= Your task =
Say how many lines include the word "baterias". Reply with nothing but the number.
___ Provided records ___
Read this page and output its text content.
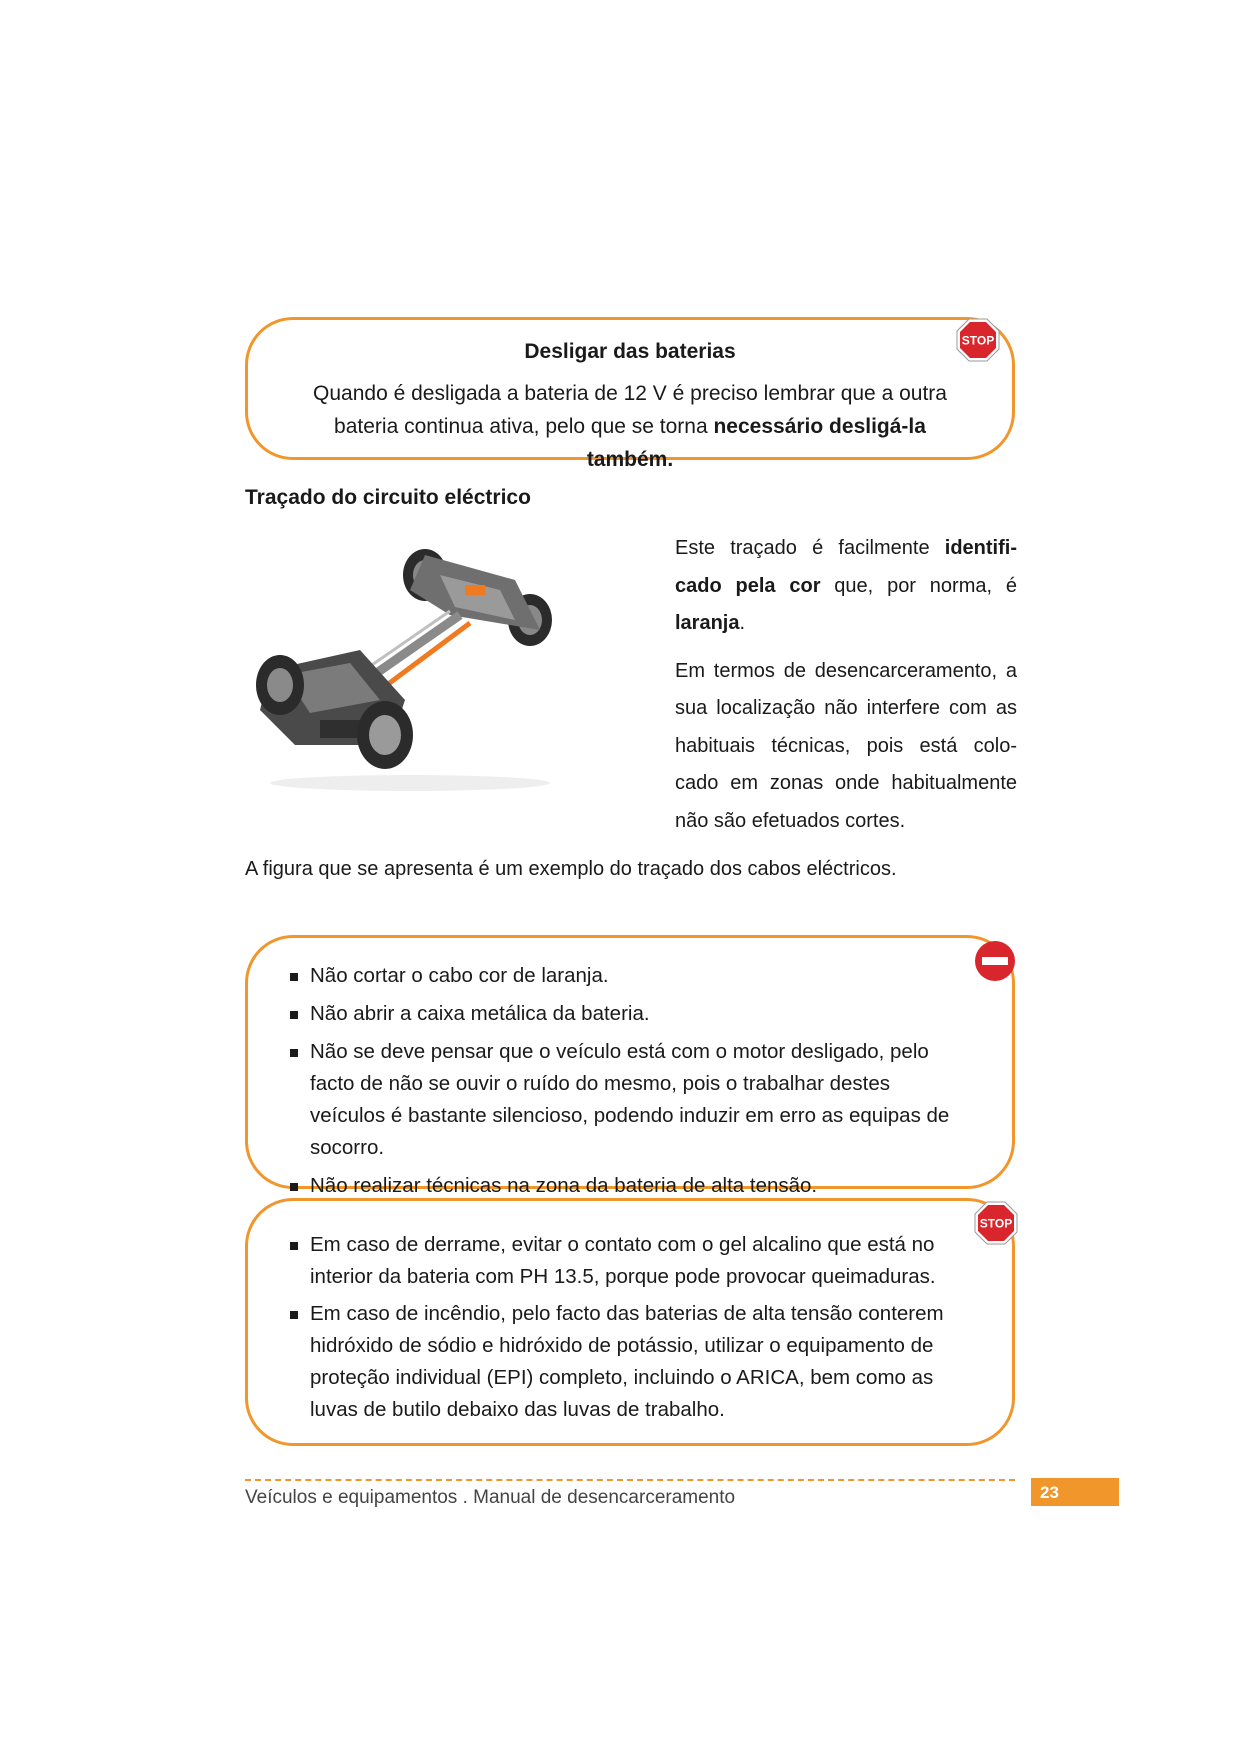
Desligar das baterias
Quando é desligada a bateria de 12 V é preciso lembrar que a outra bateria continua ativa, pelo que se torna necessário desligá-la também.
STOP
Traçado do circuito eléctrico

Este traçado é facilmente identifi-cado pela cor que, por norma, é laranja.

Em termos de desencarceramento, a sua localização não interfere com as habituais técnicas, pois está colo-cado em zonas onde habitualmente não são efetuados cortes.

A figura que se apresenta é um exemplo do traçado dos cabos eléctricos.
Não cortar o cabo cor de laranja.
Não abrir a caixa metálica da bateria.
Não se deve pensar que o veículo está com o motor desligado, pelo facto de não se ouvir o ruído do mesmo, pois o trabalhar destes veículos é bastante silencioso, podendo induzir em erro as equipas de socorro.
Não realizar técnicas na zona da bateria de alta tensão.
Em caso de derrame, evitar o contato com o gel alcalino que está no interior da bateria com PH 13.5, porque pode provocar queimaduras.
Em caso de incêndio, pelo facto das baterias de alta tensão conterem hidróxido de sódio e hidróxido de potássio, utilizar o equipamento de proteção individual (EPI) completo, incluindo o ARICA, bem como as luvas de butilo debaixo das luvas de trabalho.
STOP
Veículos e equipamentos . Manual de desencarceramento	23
___
= Completed task =
2